**YOUR OBJECTIVE:**
What is the number of lines in the entries below that include the word "title"? Provide the number only.

[Stored data]
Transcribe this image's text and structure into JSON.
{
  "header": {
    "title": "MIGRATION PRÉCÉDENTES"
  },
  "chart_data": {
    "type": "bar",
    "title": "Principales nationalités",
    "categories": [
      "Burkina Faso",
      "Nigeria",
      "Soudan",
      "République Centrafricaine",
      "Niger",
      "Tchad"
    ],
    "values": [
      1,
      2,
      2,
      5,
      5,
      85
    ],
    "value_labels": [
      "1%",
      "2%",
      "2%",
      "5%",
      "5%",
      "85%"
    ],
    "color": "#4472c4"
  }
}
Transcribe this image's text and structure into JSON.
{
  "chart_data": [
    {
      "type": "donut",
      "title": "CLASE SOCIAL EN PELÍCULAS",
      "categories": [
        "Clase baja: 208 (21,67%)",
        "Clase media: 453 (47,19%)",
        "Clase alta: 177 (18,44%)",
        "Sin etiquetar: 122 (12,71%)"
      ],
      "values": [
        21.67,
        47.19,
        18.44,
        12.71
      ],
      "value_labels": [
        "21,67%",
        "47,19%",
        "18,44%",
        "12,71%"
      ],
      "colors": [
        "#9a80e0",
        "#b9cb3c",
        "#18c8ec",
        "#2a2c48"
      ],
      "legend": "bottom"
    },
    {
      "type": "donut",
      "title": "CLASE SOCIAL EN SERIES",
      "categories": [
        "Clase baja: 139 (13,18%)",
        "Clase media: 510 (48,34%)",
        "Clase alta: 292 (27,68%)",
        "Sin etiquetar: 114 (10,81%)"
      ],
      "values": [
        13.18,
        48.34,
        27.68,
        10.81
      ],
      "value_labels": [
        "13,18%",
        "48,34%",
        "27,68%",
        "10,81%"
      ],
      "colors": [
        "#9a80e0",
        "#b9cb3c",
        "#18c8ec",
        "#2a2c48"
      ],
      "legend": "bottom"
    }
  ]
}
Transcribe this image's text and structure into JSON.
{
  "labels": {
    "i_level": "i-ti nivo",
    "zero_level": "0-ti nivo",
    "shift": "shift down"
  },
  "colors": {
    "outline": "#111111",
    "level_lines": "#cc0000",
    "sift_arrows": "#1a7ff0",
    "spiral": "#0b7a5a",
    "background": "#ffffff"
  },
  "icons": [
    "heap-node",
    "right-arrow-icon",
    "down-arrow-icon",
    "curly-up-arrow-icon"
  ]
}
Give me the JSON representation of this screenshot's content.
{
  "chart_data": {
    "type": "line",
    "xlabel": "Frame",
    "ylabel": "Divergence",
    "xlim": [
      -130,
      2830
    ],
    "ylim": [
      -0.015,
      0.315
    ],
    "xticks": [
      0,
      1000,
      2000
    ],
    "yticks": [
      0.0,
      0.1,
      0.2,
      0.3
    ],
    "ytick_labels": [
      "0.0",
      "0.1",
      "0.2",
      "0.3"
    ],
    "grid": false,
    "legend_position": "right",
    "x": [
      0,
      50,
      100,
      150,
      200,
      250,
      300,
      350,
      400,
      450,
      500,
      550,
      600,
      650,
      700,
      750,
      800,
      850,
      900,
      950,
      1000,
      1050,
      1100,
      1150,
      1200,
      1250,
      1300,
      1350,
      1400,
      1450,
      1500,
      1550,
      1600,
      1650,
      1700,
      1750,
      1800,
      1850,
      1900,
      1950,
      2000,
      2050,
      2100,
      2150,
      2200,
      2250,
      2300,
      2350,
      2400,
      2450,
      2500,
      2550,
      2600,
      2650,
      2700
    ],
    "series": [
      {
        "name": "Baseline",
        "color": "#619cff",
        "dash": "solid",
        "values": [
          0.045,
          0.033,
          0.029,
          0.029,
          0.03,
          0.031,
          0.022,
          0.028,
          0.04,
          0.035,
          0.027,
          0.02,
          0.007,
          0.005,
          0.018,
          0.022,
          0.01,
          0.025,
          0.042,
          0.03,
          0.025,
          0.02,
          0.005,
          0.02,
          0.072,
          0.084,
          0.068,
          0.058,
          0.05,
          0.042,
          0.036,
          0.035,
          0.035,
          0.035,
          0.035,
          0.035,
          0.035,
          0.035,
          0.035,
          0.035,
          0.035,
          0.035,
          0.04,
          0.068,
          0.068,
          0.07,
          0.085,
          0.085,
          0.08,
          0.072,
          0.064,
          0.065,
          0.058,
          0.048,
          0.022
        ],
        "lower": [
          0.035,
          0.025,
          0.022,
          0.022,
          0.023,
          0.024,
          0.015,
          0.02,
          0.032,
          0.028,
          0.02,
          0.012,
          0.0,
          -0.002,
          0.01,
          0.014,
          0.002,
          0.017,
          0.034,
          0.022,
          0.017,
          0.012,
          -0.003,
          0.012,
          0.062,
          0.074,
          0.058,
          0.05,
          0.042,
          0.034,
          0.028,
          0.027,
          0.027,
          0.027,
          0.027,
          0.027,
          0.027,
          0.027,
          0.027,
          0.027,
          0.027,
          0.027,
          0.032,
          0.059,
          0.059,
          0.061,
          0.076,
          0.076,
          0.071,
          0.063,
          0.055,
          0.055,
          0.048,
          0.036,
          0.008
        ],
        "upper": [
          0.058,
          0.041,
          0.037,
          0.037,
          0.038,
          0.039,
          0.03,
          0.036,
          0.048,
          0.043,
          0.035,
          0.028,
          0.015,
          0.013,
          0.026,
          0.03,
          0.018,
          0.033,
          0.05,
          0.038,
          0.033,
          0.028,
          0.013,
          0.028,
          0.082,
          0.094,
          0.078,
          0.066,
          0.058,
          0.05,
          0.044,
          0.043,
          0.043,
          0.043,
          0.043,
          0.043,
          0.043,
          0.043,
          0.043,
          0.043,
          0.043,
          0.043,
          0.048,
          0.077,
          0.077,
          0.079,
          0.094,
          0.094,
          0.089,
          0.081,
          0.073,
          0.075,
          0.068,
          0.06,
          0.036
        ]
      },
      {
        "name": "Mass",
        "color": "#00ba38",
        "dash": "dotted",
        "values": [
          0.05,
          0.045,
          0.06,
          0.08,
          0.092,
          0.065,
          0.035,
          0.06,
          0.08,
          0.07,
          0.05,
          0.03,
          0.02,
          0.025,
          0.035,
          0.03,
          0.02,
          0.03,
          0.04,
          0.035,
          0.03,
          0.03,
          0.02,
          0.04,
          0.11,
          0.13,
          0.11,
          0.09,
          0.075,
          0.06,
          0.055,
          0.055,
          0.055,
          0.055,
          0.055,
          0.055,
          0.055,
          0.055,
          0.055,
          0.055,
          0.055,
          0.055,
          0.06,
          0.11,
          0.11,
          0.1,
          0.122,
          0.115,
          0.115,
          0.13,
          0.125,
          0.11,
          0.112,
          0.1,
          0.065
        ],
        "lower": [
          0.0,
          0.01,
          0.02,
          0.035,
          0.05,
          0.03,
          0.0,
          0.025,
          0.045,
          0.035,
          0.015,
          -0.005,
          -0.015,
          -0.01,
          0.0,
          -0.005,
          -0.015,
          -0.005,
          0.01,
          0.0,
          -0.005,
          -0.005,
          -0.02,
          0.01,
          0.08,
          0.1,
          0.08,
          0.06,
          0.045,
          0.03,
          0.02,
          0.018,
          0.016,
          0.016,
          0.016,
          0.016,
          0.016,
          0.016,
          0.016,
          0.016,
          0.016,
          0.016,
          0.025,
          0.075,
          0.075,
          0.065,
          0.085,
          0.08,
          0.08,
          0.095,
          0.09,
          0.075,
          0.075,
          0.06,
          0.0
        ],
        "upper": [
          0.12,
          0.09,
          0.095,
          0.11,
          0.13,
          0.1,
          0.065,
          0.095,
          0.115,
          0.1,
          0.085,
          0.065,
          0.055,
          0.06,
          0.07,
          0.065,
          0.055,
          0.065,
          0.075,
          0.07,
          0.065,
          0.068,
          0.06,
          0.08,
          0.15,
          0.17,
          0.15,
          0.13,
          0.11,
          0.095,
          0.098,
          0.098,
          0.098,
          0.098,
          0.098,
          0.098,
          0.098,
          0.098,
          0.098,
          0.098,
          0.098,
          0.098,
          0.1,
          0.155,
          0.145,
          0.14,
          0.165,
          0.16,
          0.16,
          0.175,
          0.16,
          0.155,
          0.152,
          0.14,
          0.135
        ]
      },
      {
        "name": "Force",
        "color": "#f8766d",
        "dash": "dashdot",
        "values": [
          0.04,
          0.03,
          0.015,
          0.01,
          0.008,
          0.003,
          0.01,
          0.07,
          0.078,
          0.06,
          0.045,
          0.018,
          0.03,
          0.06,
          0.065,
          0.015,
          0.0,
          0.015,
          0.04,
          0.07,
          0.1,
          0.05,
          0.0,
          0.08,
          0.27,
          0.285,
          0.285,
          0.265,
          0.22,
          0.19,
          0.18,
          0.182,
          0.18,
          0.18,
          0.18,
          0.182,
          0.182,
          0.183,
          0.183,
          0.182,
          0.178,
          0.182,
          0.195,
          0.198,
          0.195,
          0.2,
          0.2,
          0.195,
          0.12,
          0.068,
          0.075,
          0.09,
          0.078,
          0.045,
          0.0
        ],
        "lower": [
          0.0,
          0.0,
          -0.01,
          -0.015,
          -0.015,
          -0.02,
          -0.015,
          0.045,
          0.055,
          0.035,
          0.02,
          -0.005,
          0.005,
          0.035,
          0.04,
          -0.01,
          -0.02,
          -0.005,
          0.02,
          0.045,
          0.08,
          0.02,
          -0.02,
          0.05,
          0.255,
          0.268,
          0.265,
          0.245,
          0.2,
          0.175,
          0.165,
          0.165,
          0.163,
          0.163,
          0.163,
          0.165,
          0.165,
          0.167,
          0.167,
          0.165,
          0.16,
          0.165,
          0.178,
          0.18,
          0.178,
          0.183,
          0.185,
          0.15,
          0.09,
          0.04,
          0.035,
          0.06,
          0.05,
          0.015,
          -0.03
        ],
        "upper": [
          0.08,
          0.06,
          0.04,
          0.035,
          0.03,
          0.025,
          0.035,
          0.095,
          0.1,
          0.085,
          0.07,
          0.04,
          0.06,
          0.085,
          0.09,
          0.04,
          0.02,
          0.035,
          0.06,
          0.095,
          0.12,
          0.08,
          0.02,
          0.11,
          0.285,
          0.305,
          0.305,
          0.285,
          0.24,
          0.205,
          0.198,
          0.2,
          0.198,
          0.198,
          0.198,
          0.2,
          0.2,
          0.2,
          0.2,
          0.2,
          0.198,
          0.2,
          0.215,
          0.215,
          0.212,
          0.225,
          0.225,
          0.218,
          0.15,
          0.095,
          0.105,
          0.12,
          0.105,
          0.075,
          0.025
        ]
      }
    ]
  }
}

**WRITTEN RESPONSE:**
4